Can you copy out the data exactly? Leave the images out.
━━ RECORDS TO USE ━━
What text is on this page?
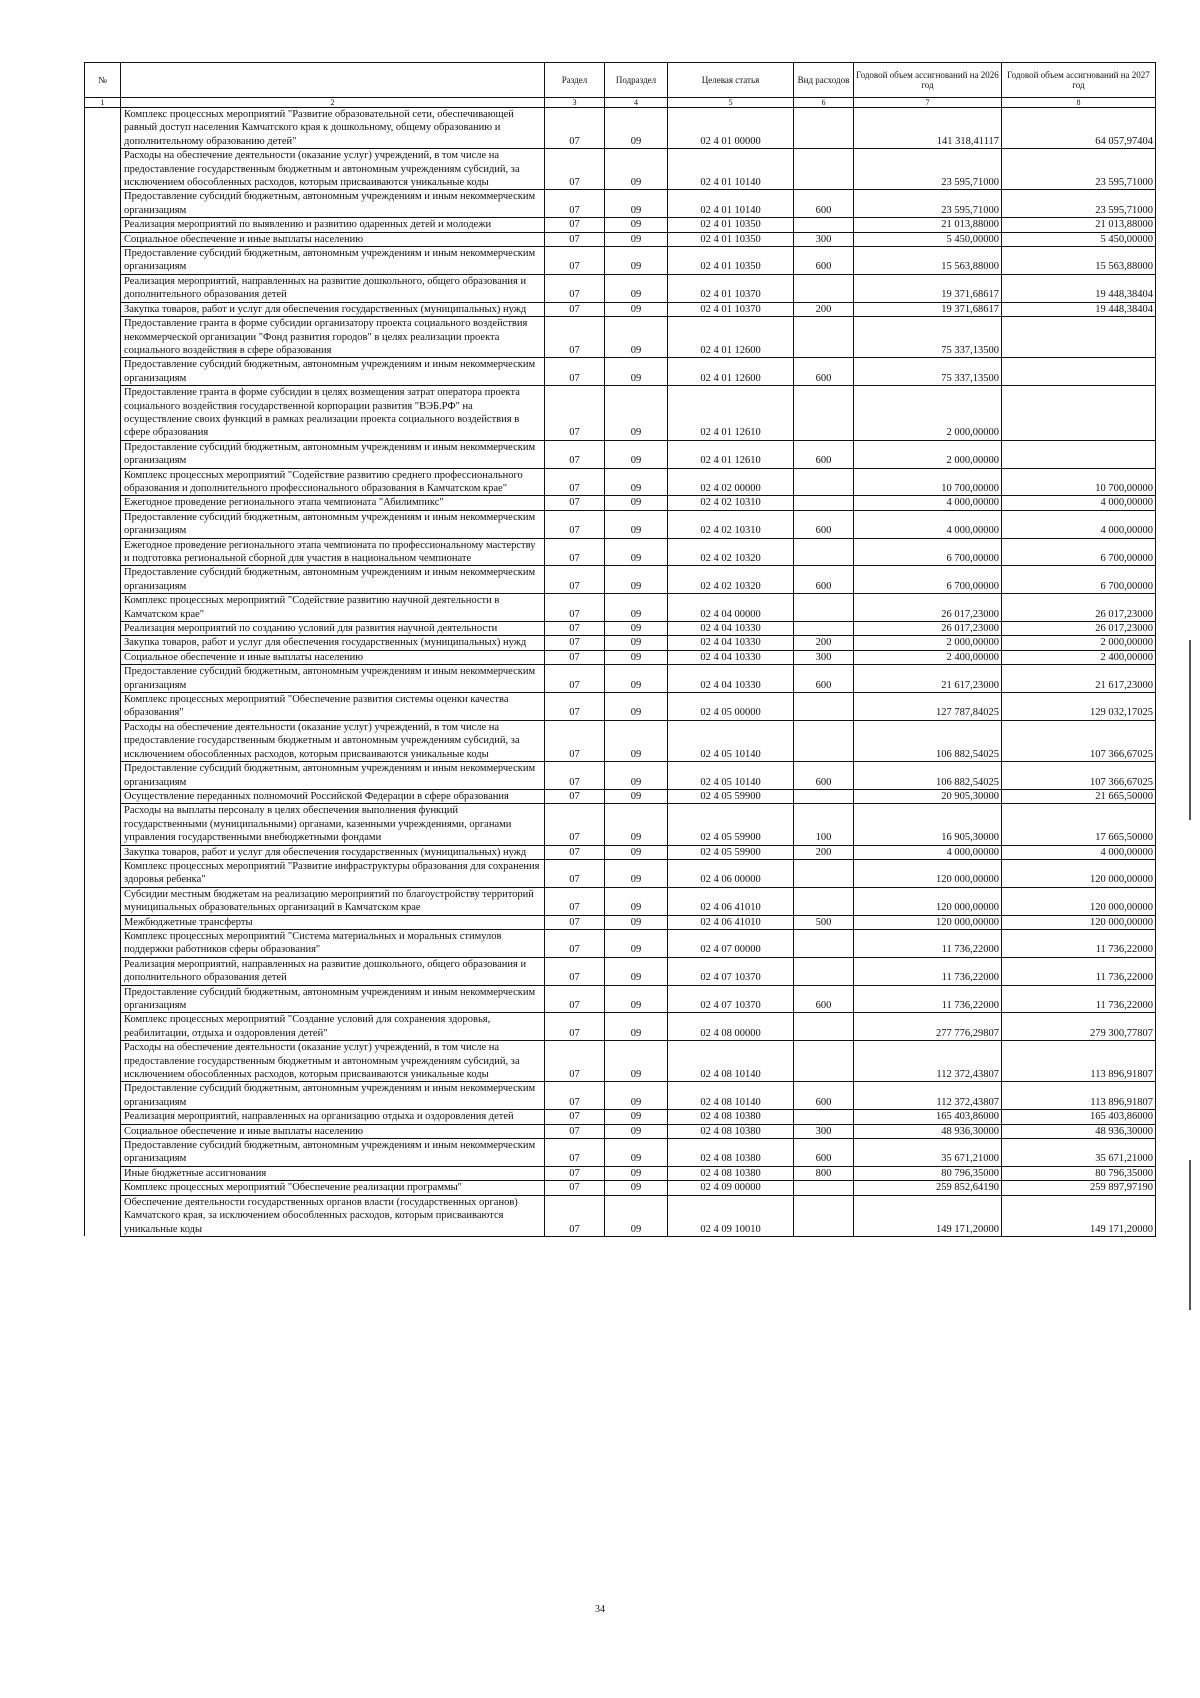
№		Раздел	Подраздел	Целевая статья	Вид расходов	Годовой объем ассигнований на 2026 год	Годовой объем ассигнований на 2027 год
1	2	3	4	5	6	7	8
	Комплекс процессных мероприятий "Развитие образовательной сети, обеспечивающей равный доступ населения Камчатского края к дошкольному, общему образованию и дополнительному образованию детей"	07	09	02 4 01 00000		141 318,41117	64 057,97404
	Расходы на обеспечение деятельности (оказание услуг) учреждений, в том числе на предоставление государственным бюджетным и автономным учреждениям субсидий, за исключением обособленных расходов, которым присваиваются уникальные коды	07	09	02 4 01 10140		23 595,71000	23 595,71000
	Предоставление субсидий бюджетным, автономным учреждениям и иным некоммерческим организациям	07	09	02 4 01 10140	600	23 595,71000	23 595,71000
	Реализация мероприятий по выявлению и развитию одаренных детей и молодежи	07	09	02 4 01 10350		21 013,88000	21 013,88000
	Социальное обеспечение и иные выплаты населению	07	09	02 4 01 10350	300	5 450,00000	5 450,00000
	Предоставление субсидий бюджетным, автономным учреждениям и иным некоммерческим организациям	07	09	02 4 01 10350	600	15 563,88000	15 563,88000
	Реализация мероприятий, направленных на развитие дошкольного, общего образования и дополнительного образования детей	07	09	02 4 01 10370		19 371,68617	19 448,38404
	Закупка товаров, работ и услуг для обеспечения государственных (муниципальных) нужд	07	09	02 4 01 10370	200	19 371,68617	19 448,38404
	Предоставление гранта в форме субсидии организатору проекта социального воздействия некоммерческой организации "Фонд развития городов" в целях реализации проекта социального воздействия в сфере образования	07	09	02 4 01 12600		75 337,13500	
	Предоставление субсидий бюджетным, автономным учреждениям и иным некоммерческим организациям	07	09	02 4 01 12600	600	75 337,13500	
	Предоставление гранта в форме субсидии в целях возмещения затрат оператора проекта социального воздействия государственной корпорации развития "ВЭБ.РФ" на осуществление своих функций в рамках реализации проекта социального воздействия в сфере образования	07	09	02 4 01 12610		2 000,00000	
	Предоставление субсидий бюджетным, автономным учреждениям и иным некоммерческим организациям	07	09	02 4 01 12610	600	2 000,00000	
	Комплекс процессных мероприятий "Содействие развитию среднего профессионального образования и дополнительного профессионального образования в Камчатском крае"	07	09	02 4 02 00000		10 700,00000	10 700,00000
	Ежегодное проведение регионального этапа чемпионата "Абилимпикс"	07	09	02 4 02 10310		4 000,00000	4 000,00000
	Предоставление субсидий бюджетным, автономным учреждениям и иным некоммерческим организациям	07	09	02 4 02 10310	600	4 000,00000	4 000,00000
	Ежегодное проведение регионального этапа чемпионата по профессиональному мастерству и подготовка региональной сборной для участия в национальном чемпионате	07	09	02 4 02 10320		6 700,00000	6 700,00000
	Предоставление субсидий бюджетным, автономным учреждениям и иным некоммерческим организациям	07	09	02 4 02 10320	600	6 700,00000	6 700,00000
	Комплекс процессных мероприятий "Содействие развитию научной деятельности в Камчатском крае"	07	09	02 4 04 00000		26 017,23000	26 017,23000
	Реализация мероприятий по созданию условий для развития научной деятельности	07	09	02 4 04 10330		26 017,23000	26 017,23000
	Закупка товаров, работ и услуг для обеспечения государственных (муниципальных) нужд	07	09	02 4 04 10330	200	2 000,00000	2 000,00000
	Социальное обеспечение и иные выплаты населению	07	09	02 4 04 10330	300	2 400,00000	2 400,00000
	Предоставление субсидий бюджетным, автономным учреждениям и иным некоммерческим организациям	07	09	02 4 04 10330	600	21 617,23000	21 617,23000
	Комплекс процессных мероприятий "Обеспечение развития системы оценки качества образования"	07	09	02 4 05 00000		127 787,84025	129 032,17025
	Расходы на обеспечение деятельности (оказание услуг) учреждений, в том числе на предоставление государственным бюджетным и автономным учреждениям субсидий, за исключением обособленных расходов, которым присваиваются уникальные коды	07	09	02 4 05 10140		106 882,54025	107 366,67025
	Предоставление субсидий бюджетным, автономным учреждениям и иным некоммерческим организациям	07	09	02 4 05 10140	600	106 882,54025	107 366,67025
	Осуществление переданных полномочий Российской Федерации в сфере образования	07	09	02 4 05 59900		20 905,30000	21 665,50000
	Расходы на выплаты персоналу в целях обеспечения выполнения функций государственными (муниципальными) органами, казенными учреждениями, органами управления государственными внебюджетными фондами	07	09	02 4 05 59900	100	16 905,30000	17 665,50000
	Закупка товаров, работ и услуг для обеспечения государственных (муниципальных) нужд	07	09	02 4 05 59900	200	4 000,00000	4 000,00000
	Комплекс процессных мероприятий "Развитие инфраструктуры образования для сохранения здоровья ребенка"	07	09	02 4 06 00000		120 000,00000	120 000,00000
	Субсидии местным бюджетам на реализацию мероприятий по благоустройству территорий муниципальных образовательных организаций в Камчатском крае	07	09	02 4 06 41010		120 000,00000	120 000,00000
	Межбюджетные трансферты	07	09	02 4 06 41010	500	120 000,00000	120 000,00000
	Комплекс процессных мероприятий "Система материальных и моральных стимулов поддержки работников сферы образования"	07	09	02 4 07 00000		11 736,22000	11 736,22000
	Реализация мероприятий, направленных на развитие дошкольного, общего образования и дополнительного образования детей	07	09	02 4 07 10370		11 736,22000	11 736,22000
	Предоставление субсидий бюджетным, автономным учреждениям и иным некоммерческим организациям	07	09	02 4 07 10370	600	11 736,22000	11 736,22000
	Комплекс процессных мероприятий "Создание условий для сохранения здоровья, реабилитации, отдыха и оздоровления детей"	07	09	02 4 08 00000		277 776,29807	279 300,77807
	Расходы на обеспечение деятельности (оказание услуг) учреждений, в том числе на предоставление государственным бюджетным и автономным учреждениям субсидий, за исключением обособленных расходов, которым присваиваются уникальные коды	07	09	02 4 08 10140		112 372,43807	113 896,91807
	Предоставление субсидий бюджетным, автономным учреждениям и иным некоммерческим организациям	07	09	02 4 08 10140	600	112 372,43807	113 896,91807
	Реализация мероприятий, направленных на организацию отдыха и оздоровления детей	07	09	02 4 08 10380		165 403,86000	165 403,86000
	Социальное обеспечение и иные выплаты населению	07	09	02 4 08 10380	300	48 936,30000	48 936,30000
	Предоставление субсидий бюджетным, автономным учреждениям и иным некоммерческим организациям	07	09	02 4 08 10380	600	35 671,21000	35 671,21000
	Иные бюджетные ассигнования	07	09	02 4 08 10380	800	80 796,35000	80 796,35000
	Комплекс процессных мероприятий "Обеспечение реализации программы"	07	09	02 4 09 00000		259 852,64190	259 897,97190
	Обеспечение деятельности государственных органов власти (государственных органов) Камчатского края, за исключением обособленных расходов, которым присваиваются уникальные коды	07	09	02 4 09 10010		149 171,20000	149 171,20000
34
━━━
• [CORRECT ANSWER]:
What text is on this page?
№		Раздел	Подраздел	Целевая статья	Вид расходов	Годовой объем ассигнований на 2026 год	Годовой объем ассигнований на 2027 год
1	2	3	4	5	6	7	8
	Комплекс процессных мероприятий "Развитие образовательной сети, обеспечивающей равный доступ населения Камчатского края к дошкольному, общему образованию и дополнительному образованию детей"	07	09	02 4 01 00000		141 318,41117	64 057,97404
	Расходы на обеспечение деятельности (оказание услуг) учреждений, в том числе на предоставление государственным бюджетным и автономным учреждениям субсидий, за исключением обособленных расходов, которым присваиваются уникальные коды	07	09	02 4 01 10140		23 595,71000	23 595,71000
	Предоставление субсидий бюджетным, автономным учреждениям и иным некоммерческим организациям	07	09	02 4 01 10140	600	23 595,71000	23 595,71000
	Реализация мероприятий по выявлению и развитию одаренных детей и молодежи	07	09	02 4 01 10350		21 013,88000	21 013,88000
	Социальное обеспечение и иные выплаты населению	07	09	02 4 01 10350	300	5 450,00000	5 450,00000
	Предоставление субсидий бюджетным, автономным учреждениям и иным некоммерческим организациям	07	09	02 4 01 10350	600	15 563,88000	15 563,88000
	Реализация мероприятий, направленных на развитие дошкольного, общего образования и дополнительного образования детей	07	09	02 4 01 10370		19 371,68617	19 448,38404
	Закупка товаров, работ и услуг для обеспечения государственных (муниципальных) нужд	07	09	02 4 01 10370	200	19 371,68617	19 448,38404
	Предоставление гранта в форме субсидии организатору проекта социального воздействия некоммерческой организации "Фонд развития городов" в целях реализации проекта социального воздействия в сфере образования	07	09	02 4 01 12600		75 337,13500	
	Предоставление субсидий бюджетным, автономным учреждениям и иным некоммерческим организациям	07	09	02 4 01 12600	600	75 337,13500	
	Предоставление гранта в форме субсидии в целях возмещения затрат оператора проекта социального воздействия государственной корпорации развития "ВЭБ.РФ" на осуществление своих функций в рамках реализации проекта социального воздействия в сфере образования	07	09	02 4 01 12610		2 000,00000	
	Предоставление субсидий бюджетным, автономным учреждениям и иным некоммерческим организациям	07	09	02 4 01 12610	600	2 000,00000	
	Комплекс процессных мероприятий "Содействие развитию среднего профессионального образования и дополнительного профессионального образования в Камчатском крае"	07	09	02 4 02 00000		10 700,00000	10 700,00000
	Ежегодное проведение регионального этапа чемпионата "Абилимпикс"	07	09	02 4 02 10310		4 000,00000	4 000,00000
	Предоставление субсидий бюджетным, автономным учреждениям и иным некоммерческим организациям	07	09	02 4 02 10310	600	4 000,00000	4 000,00000
	Ежегодное проведение регионального этапа чемпионата по профессиональному мастерству и подготовка региональной сборной для участия в национальном чемпионате	07	09	02 4 02 10320		6 700,00000	6 700,00000
	Предоставление субсидий бюджетным, автономным учреждениям и иным некоммерческим организациям	07	09	02 4 02 10320	600	6 700,00000	6 700,00000
	Комплекс процессных мероприятий "Содействие развитию научной деятельности в Камчатском крае"	07	09	02 4 04 00000		26 017,23000	26 017,23000
	Реализация мероприятий по созданию условий для развития научной деятельности	07	09	02 4 04 10330		26 017,23000	26 017,23000
	Закупка товаров, работ и услуг для обеспечения государственных (муниципальных) нужд	07	09	02 4 04 10330	200	2 000,00000	2 000,00000
	Социальное обеспечение и иные выплаты населению	07	09	02 4 04 10330	300	2 400,00000	2 400,00000
	Предоставление субсидий бюджетным, автономным учреждениям и иным некоммерческим организациям	07	09	02 4 04 10330	600	21 617,23000	21 617,23000
	Комплекс процессных мероприятий "Обеспечение развития системы оценки качества образования"	07	09	02 4 05 00000		127 787,84025	129 032,17025
	Расходы на обеспечение деятельности (оказание услуг) учреждений, в том числе на предоставление государственным бюджетным и автономным учреждениям субсидий, за исключением обособленных расходов, которым присваиваются уникальные коды	07	09	02 4 05 10140		106 882,54025	107 366,67025
	Предоставление субсидий бюджетным, автономным учреждениям и иным некоммерческим организациям	07	09	02 4 05 10140	600	106 882,54025	107 366,67025
	Осуществление переданных полномочий Российской Федерации в сфере образования	07	09	02 4 05 59900		20 905,30000	21 665,50000
	Расходы на выплаты персоналу в целях обеспечения выполнения функций государственными (муниципальными) органами, казенными учреждениями, органами управления государственными внебюджетными фондами	07	09	02 4 05 59900	100	16 905,30000	17 665,50000
	Закупка товаров, работ и услуг для обеспечения государственных (муниципальных) нужд	07	09	02 4 05 59900	200	4 000,00000	4 000,00000
	Комплекс процессных мероприятий "Развитие инфраструктуры образования для сохранения здоровья ребенка"	07	09	02 4 06 00000		120 000,00000	120 000,00000
	Субсидии местным бюджетам на реализацию мероприятий по благоустройству территорий муниципальных образовательных организаций в Камчатском крае	07	09	02 4 06 41010		120 000,00000	120 000,00000
	Межбюджетные трансферты	07	09	02 4 06 41010	500	120 000,00000	120 000,00000
	Комплекс процессных мероприятий "Система материальных и моральных стимулов поддержки работников сферы образования"	07	09	02 4 07 00000		11 736,22000	11 736,22000
	Реализация мероприятий, направленных на развитие дошкольного, общего образования и дополнительного образования детей	07	09	02 4 07 10370		11 736,22000	11 736,22000
	Предоставление субсидий бюджетным, автономным учреждениям и иным некоммерческим организациям	07	09	02 4 07 10370	600	11 736,22000	11 736,22000
	Комплекс процессных мероприятий "Создание условий для сохранения здоровья, реабилитации, отдыха и оздоровления детей"	07	09	02 4 08 00000		277 776,29807	279 300,77807
	Расходы на обеспечение деятельности (оказание услуг) учреждений, в том числе на предоставление государственным бюджетным и автономным учреждениям субсидий, за исключением обособленных расходов, которым присваиваются уникальные коды	07	09	02 4 08 10140		112 372,43807	113 896,91807
	Предоставление субсидий бюджетным, автономным учреждениям и иным некоммерческим организациям	07	09	02 4 08 10140	600	112 372,43807	113 896,91807
	Реализация мероприятий, направленных на организацию отдыха и оздоровления детей	07	09	02 4 08 10380		165 403,86000	165 403,86000
	Социальное обеспечение и иные выплаты населению	07	09	02 4 08 10380	300	48 936,30000	48 936,30000
	Предоставление субсидий бюджетным, автономным учреждениям и иным некоммерческим организациям	07	09	02 4 08 10380	600	35 671,21000	35 671,21000
	Иные бюджетные ассигнования	07	09	02 4 08 10380	800	80 796,35000	80 796,35000
	Комплекс процессных мероприятий "Обеспечение реализации программы"	07	09	02 4 09 00000		259 852,64190	259 897,97190
	Обеспечение деятельности государственных органов власти (государственных органов) Камчатского края, за исключением обособленных расходов, которым присваиваются уникальные коды	07	09	02 4 09 10010		149 171,20000	149 171,20000
34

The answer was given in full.